__GOAL A__: Quote the Coffee Can Investing summary from "Coffee Can Investing Summary" up to and including "over long run.".
__GOAL B__: Extend the Coffee Can Investing summary, picking up after its final sentence.

Coffee Can Investing Summary
I’ve just completed “Coffee Can Investing” by Saurabh Mukherjea, Rakshit Ranjan and Pranab Uniyal. Here I’ve summarized key points which I learn.
The best time to plant tree was twenty years ago. The second best time is Now. ~ancient Chinese saying
Intro:
RBI committee opined that 88% of an Indian investors’ wealth is in gold and real estate, a dominance not seen in any other large economy. These asset class issues of liquidity, emotional connect, unfavourable capital gain taxation. The culture of stock market investments in India is only two decades old. Unlike the stock markets in developed countries, the Indian stock markets has very few great companies that sustain leadership over long run.

(Entries taken from a collection)
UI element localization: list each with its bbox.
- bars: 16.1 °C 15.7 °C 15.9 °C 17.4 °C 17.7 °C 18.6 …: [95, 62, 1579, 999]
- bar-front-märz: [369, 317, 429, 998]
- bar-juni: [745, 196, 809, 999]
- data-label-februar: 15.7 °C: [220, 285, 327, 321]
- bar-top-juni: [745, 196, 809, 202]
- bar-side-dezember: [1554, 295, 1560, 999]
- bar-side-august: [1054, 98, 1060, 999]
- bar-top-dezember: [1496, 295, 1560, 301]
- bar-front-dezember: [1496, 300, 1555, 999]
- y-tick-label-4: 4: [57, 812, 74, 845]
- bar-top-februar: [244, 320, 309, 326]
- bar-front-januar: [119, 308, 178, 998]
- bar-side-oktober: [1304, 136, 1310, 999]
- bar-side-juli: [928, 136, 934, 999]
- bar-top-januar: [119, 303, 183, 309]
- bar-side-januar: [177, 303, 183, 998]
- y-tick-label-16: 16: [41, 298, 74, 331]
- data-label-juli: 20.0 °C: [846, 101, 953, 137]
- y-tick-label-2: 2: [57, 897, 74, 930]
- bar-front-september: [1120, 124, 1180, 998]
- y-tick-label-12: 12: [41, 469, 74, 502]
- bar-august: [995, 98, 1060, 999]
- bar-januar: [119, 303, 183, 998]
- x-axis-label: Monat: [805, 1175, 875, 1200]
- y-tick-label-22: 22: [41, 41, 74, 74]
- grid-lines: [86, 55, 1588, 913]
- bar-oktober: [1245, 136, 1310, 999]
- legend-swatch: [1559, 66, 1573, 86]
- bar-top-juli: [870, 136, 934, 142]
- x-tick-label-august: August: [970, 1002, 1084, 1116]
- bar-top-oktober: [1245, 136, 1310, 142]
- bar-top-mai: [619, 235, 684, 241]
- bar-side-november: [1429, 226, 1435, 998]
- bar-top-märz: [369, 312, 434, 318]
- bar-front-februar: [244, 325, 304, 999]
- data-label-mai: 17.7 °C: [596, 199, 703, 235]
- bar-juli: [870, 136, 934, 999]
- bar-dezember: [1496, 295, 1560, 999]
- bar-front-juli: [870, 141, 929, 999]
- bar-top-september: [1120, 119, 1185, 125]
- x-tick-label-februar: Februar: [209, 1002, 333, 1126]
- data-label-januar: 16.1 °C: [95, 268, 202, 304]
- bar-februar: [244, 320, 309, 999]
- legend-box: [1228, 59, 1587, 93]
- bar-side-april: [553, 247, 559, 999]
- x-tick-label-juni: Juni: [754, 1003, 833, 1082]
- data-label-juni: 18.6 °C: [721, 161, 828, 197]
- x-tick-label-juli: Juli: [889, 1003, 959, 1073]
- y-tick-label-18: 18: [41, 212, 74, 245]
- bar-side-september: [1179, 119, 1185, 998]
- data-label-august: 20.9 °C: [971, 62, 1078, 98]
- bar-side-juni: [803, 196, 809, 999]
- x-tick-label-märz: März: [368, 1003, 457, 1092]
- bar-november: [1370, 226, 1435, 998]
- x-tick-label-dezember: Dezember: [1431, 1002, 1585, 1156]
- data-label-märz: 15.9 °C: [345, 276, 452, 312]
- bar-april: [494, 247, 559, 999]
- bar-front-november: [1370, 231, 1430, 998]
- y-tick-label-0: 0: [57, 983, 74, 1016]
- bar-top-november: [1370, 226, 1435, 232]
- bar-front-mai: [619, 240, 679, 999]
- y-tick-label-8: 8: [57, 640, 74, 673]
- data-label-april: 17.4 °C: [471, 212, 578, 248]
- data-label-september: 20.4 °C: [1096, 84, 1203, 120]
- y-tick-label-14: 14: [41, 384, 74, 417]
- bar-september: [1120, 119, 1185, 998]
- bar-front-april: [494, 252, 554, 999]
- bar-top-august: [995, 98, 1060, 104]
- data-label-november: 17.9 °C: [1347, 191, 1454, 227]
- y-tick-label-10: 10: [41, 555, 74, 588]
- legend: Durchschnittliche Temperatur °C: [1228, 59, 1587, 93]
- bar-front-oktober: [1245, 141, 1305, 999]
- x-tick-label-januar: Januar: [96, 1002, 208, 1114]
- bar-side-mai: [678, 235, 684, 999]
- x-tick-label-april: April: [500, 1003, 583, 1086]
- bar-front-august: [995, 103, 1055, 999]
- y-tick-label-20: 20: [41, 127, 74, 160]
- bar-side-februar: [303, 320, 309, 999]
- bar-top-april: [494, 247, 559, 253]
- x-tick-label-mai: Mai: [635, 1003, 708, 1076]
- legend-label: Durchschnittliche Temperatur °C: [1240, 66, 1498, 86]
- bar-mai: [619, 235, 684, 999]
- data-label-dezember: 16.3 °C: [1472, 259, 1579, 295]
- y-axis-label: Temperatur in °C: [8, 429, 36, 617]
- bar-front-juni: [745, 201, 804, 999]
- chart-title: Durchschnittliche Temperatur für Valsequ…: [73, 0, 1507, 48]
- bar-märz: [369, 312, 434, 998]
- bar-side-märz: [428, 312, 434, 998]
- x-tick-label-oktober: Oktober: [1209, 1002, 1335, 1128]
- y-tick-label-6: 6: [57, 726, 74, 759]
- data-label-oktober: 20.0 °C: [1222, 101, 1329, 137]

---

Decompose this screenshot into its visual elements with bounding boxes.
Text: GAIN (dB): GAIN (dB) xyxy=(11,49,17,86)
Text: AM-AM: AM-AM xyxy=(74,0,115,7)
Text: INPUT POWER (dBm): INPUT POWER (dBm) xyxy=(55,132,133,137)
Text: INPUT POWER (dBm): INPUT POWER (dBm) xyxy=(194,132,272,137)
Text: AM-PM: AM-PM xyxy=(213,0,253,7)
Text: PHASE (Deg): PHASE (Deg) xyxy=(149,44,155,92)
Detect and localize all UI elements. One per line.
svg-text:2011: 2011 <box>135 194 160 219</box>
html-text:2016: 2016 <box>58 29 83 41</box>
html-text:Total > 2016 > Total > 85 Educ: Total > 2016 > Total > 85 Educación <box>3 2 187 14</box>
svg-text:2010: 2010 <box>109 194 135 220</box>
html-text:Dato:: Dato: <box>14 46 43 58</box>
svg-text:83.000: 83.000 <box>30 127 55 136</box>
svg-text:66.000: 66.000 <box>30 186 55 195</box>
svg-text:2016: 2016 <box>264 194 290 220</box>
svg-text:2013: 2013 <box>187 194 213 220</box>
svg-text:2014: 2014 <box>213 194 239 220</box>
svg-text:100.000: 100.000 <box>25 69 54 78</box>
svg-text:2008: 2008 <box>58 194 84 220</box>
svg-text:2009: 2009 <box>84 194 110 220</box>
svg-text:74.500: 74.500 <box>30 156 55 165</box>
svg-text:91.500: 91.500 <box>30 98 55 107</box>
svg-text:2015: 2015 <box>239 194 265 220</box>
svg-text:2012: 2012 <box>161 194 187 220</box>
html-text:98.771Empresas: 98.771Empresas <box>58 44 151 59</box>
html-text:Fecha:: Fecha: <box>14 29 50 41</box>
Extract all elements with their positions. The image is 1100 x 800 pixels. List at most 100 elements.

__FINAL ANSWER A__:
Coffee Can Investing Summary
I’ve just completed “Coffee Can Investing” by Saurabh Mukherjea, Rakshit Ranjan and Pranab Uniyal. Here I’ve summarized key points which I learn.
The best time to plant tree was twenty years ago. The second best time is Now. ~ancient Chinese saying
Intro:
RBI committee opined that 88% of an Indian investors’ wealth is in gold and real estate, a dominance not seen in any other large economy. These asset class issues of liquidity, emotional connect, unfavourable capital gain taxation. The culture of stock market investments in India is only two decades old. Unlike the stock markets in developed countries, the Indian stock markets has very few great companies that sustain leadership over long run.

__FINAL ANSWER B__:
Mistakes we all make:
Equity market has high volatility only way to make consistently return is to stay invested. The longer you postpone getting your objectives backed into a financial plan, the harder it will become for you to meet these. Buying and Selling in fun, but compound will help only if stay invested in long run, Patience is the key. Diversification of portfolio is very important, different asset classes can help in sustained long-term wealth creation. If anyone invest through mutual fund it’s important that fund have reasonable expense ratios. Most of people ignore inflations and taxes, you have to considere after tax return, not absolute return at all.
Coffee Can Investing:
Successful equity investing largely around answering two simple question:
Which stocks should I buy? and For how long should I hold the stocks I bought? These questions are simple but not easy to answer.
Punters (who incorrectly think and call themselves investors) have less information compared to professional fund managers. Hence, they end up losing more money than they make in the long run.
Warren Buffett explains that the kind of companies he likes to invest in are companies that have A) a business we understand; B) favourable long-term economics; C) able and trustworthy management; D) a sensible price tag.
Finally, The Coffee Can Portfolio comes to India…
~ Minimum market cap. INR 100 Cr.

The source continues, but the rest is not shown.